__WHAT YOU SHOULD DO__: Here are records with pictures in them. Copy all of them exactly and leave the pictures out.
----
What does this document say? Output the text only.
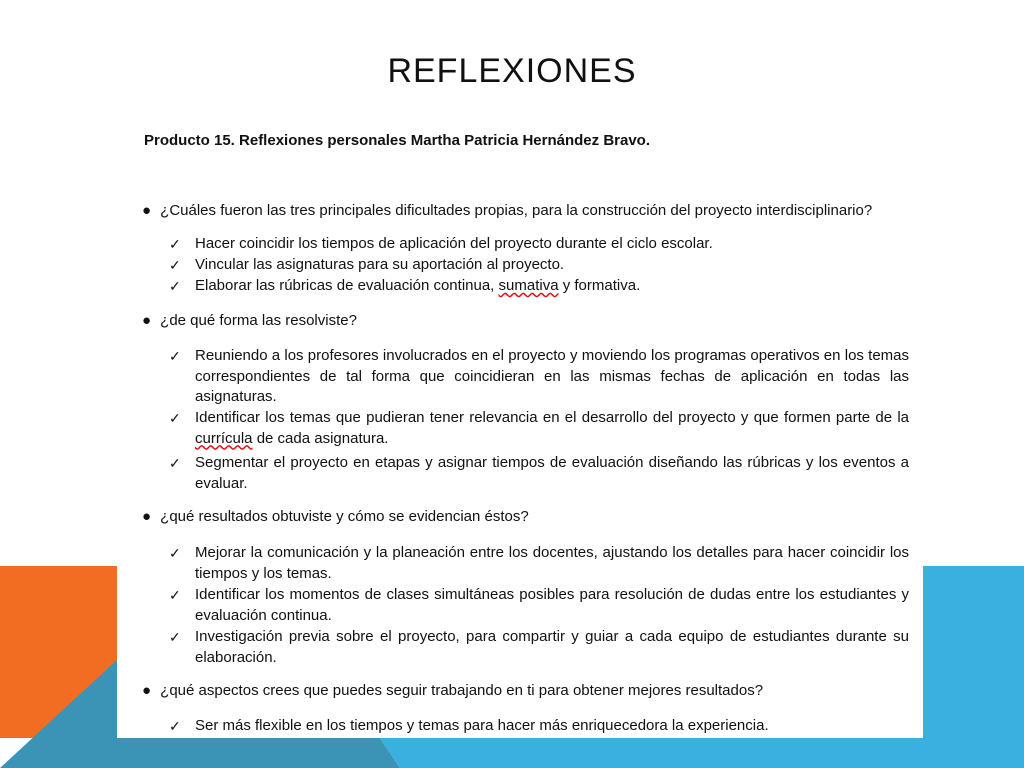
REFLEXIONES
Producto 15. Reflexiones personales Martha Patricia Hernández Bravo.
● ¿Cuáles fueron las tres principales dificultades propias, para la construcción del proyecto interdisciplinario?
✓ Hacer coincidir los tiempos de aplicación del proyecto durante el ciclo escolar.
✓ Vincular las asignaturas para su aportación al proyecto.
✓ Elaborar las rúbricas de evaluación continua, sumativa y formativa.
● ¿de qué forma las resolviste?
✓ Reuniendo a los profesores involucrados en el proyecto y moviendo los programas operativos en los temas correspondientes de tal forma que coincidieran en las mismas fechas de aplicación en todas las asignaturas.
✓ Identificar los temas que pudieran tener relevancia en el desarrollo del proyecto y que formen parte de la currícula de cada asignatura.
✓ Segmentar el proyecto en etapas y asignar tiempos de evaluación diseñando las rúbricas y los eventos a evaluar.
● ¿qué resultados obtuviste y cómo se evidencian éstos?
✓ Mejorar la comunicación y la planeación entre los docentes, ajustando los detalles para hacer coincidir los tiempos y los temas.
✓ Identificar los momentos de clases simultáneas posibles para resolución de dudas entre los estudiantes y evaluación continua.
✓ Investigación previa sobre el proyecto, para compartir y guiar a cada equipo de estudiantes durante su elaboración.
● ¿qué aspectos crees que puedes seguir trabajando en ti para obtener mejores resultados?
✓ Ser más flexible en los tiempos y temas para hacer más enriquecedora la experiencia.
----
__TASK RESPONSE__:
What does this document say? Output the text only.
REFLEXIONES
Producto 15. Reflexiones personales Martha Patricia Hernández Bravo.
● ¿Cuáles fueron las tres principales dificultades propias, para la construcción del proyecto interdisciplinario?
✓ Hacer coincidir los tiempos de aplicación del proyecto durante el ciclo escolar.
✓ Vincular las asignaturas para su aportación al proyecto.
✓ Elaborar las rúbricas de evaluación continua, sumativa y formativa.
● ¿de qué forma las resolviste?
✓ Reuniendo a los profesores involucrados en el proyecto y moviendo los programas operativos en los temas correspondientes de tal forma que coincidieran en las mismas fechas de aplicación en todas las asignaturas.
✓ Identificar los temas que pudieran tener relevancia en el desarrollo del proyecto y que formen parte de la currícula de cada asignatura.
✓ Segmentar el proyecto en etapas y asignar tiempos de evaluación diseñando las rúbricas y los eventos a evaluar.
● ¿qué resultados obtuviste y cómo se evidencian éstos?
✓ Mejorar la comunicación y la planeación entre los docentes, ajustando los detalles para hacer coincidir los tiempos y los temas.
✓ Identificar los momentos de clases simultáneas posibles para resolución de dudas entre los estudiantes y evaluación continua.
✓ Investigación previa sobre el proyecto, para compartir y guiar a cada equipo de estudiantes durante su elaboración.
● ¿qué aspectos crees que puedes seguir trabajando en ti para obtener mejores resultados?
✓ Ser más flexible en los tiempos y temas para hacer más enriquecedora la experiencia.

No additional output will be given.